Dataset items:
— Start —

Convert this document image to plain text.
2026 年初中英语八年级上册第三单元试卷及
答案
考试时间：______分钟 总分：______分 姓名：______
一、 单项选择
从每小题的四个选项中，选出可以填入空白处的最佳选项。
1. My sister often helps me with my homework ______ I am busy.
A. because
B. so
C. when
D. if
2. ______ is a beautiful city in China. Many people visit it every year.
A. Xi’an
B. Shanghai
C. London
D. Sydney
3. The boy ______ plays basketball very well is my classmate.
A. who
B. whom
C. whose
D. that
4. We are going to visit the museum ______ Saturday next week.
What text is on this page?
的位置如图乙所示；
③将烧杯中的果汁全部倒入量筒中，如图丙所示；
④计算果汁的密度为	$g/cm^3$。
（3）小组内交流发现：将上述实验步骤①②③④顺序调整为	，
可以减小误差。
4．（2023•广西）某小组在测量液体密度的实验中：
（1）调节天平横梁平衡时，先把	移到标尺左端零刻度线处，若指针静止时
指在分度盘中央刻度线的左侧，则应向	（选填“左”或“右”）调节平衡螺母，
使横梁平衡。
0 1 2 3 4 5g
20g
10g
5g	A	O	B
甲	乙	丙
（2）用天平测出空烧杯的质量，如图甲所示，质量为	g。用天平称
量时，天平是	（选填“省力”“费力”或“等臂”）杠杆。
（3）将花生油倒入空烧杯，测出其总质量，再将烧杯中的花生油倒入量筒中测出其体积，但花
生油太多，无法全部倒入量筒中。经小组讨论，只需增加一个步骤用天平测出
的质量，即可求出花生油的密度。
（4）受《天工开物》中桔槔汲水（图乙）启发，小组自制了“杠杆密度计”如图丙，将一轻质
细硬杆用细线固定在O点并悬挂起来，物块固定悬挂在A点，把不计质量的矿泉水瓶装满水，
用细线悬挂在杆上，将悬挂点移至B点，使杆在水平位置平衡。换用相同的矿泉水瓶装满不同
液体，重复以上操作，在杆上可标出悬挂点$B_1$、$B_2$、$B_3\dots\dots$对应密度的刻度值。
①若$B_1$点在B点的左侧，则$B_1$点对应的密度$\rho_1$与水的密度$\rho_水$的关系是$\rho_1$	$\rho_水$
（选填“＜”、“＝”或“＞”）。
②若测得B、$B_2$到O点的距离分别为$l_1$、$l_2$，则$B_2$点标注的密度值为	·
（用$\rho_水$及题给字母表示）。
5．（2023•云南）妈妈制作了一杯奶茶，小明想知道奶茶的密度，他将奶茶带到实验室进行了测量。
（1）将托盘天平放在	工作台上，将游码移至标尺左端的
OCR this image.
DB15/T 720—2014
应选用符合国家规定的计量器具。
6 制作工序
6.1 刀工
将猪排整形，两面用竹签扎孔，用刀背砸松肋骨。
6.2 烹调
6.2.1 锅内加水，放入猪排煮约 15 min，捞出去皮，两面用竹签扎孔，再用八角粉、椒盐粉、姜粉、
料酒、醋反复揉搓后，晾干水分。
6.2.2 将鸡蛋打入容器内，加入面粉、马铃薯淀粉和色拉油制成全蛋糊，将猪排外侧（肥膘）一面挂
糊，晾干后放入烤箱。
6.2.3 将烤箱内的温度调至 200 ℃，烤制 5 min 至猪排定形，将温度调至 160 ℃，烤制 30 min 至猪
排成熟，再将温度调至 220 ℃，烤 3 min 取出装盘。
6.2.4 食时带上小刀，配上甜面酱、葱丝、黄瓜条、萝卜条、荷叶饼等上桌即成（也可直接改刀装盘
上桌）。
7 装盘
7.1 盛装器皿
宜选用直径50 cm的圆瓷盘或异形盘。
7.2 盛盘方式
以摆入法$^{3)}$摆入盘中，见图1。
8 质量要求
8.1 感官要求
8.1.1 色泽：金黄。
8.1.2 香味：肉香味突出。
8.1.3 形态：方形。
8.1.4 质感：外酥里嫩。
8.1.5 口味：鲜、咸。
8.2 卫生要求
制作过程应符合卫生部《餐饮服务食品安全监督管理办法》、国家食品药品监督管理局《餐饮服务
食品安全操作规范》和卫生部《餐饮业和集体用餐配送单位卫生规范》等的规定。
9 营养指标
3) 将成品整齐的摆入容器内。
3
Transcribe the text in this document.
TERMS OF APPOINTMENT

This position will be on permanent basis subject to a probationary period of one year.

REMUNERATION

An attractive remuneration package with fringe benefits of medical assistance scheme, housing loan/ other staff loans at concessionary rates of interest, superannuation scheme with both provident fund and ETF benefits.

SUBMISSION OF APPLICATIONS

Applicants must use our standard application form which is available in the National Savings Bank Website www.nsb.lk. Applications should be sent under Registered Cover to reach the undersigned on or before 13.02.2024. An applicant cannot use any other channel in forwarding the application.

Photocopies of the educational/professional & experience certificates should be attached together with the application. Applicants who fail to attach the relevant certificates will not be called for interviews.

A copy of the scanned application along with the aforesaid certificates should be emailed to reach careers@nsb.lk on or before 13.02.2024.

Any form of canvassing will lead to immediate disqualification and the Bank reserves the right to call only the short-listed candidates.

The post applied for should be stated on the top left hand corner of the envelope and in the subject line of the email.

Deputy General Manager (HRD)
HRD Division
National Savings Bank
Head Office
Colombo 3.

— End —

• _Your goal_
State the count of lines above containing the string "year", and add nothing to it.

• _Output for this exercise_
2